Repeat the records exactly. Every line must match.

━━━━━ Available records

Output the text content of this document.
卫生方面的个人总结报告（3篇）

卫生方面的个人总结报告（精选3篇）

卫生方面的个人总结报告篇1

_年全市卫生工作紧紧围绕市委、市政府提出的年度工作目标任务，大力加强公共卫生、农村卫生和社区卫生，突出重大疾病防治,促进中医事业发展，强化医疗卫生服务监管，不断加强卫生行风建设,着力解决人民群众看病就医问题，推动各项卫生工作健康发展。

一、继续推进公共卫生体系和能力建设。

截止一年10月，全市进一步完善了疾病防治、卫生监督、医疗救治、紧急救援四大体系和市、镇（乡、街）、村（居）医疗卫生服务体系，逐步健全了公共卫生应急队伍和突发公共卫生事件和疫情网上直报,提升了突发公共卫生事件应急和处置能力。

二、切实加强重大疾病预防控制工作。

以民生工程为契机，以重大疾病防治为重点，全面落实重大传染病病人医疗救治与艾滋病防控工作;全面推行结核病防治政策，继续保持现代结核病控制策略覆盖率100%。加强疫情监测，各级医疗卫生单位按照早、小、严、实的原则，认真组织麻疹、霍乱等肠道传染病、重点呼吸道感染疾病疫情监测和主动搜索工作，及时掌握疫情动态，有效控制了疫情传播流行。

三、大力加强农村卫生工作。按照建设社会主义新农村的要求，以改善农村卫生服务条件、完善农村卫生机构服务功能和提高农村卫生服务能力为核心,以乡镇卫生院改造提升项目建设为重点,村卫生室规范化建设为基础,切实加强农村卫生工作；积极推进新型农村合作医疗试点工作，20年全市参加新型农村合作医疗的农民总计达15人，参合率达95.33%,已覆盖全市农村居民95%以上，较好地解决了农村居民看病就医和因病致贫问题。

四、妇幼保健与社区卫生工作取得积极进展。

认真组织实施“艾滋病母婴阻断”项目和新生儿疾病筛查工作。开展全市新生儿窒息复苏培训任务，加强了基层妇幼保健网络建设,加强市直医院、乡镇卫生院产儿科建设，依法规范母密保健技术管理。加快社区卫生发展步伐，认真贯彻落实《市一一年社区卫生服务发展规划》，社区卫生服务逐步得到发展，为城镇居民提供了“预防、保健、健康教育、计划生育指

━━━━━━━━━━

▸ **Solved exercise**
Output the text content of this document.
卫生方面的个人总结报告（3篇）

卫生方面的个人总结报告（精选3篇）

卫生方面的个人总结报告篇1

_年全市卫生工作紧紧围绕市委、市政府提出的年度工作目标任务，大力加强公共卫生、农村卫生和社区卫生，突出重大疾病防治,促进中医事业发展，强化医疗卫生服务监管，不断加强卫生行风建设,着力解决人民群众看病就医问题，推动各项卫生工作健康发展。

一、继续推进公共卫生体系和能力建设。

截止一年10月，全市进一步完善了疾病防治、卫生监督、医疗救治、紧急救援四大体系和市、镇（乡、街）、村（居）医疗卫生服务体系，逐步健全了公共卫生应急队伍和突发公共卫生事件和疫情网上直报,提升了突发公共卫生事件应急和处置能力。

二、切实加强重大疾病预防控制工作。

以民生工程为契机，以重大疾病防治为重点，全面落实重大传染病病人医疗救治与艾滋病防控工作;全面推行结核病防治政策，继续保持现代结核病控制策略覆盖率100%。加强疫情监测，各级医疗卫生单位按照早、小、严、实的原则，认真组织麻疹、霍乱等肠道传染病、重点呼吸道感染疾病疫情监测和主动搜索工作，及时掌握疫情动态，有效控制了疫情传播流行。

三、大力加强农村卫生工作。按照建设社会主义新农村的要求，以改善农村卫生服务条件、完善农村卫生机构服务功能和提高农村卫生服务能力为核心,以乡镇卫生院改造提升项目建设为重点,村卫生室规范化建设为基础,切实加强农村卫生工作；积极推进新型农村合作医疗试点工作，20年全市参加新型农村合作医疗的农民总计达15人，参合率达95.33%,已覆盖全市农村居民95%以上，较好地解决了农村居民看病就医和因病致贫问题。

四、妇幼保健与社区卫生工作取得积极进展。

认真组织实施“艾滋病母婴阻断”项目和新生儿疾病筛查工作。开展全市新生儿窒息复苏培训任务，加强了基层妇幼保健网络建设,加强市直医院、乡镇卫生院产儿科建设，依法规范母密保健技术管理。加快社区卫生发展步伐，认真贯彻落实《市一一年社区卫生服务发展规划》，社区卫生服务逐步得到发展，为城镇居民提供了“预防、保健、健康教育、计划生育指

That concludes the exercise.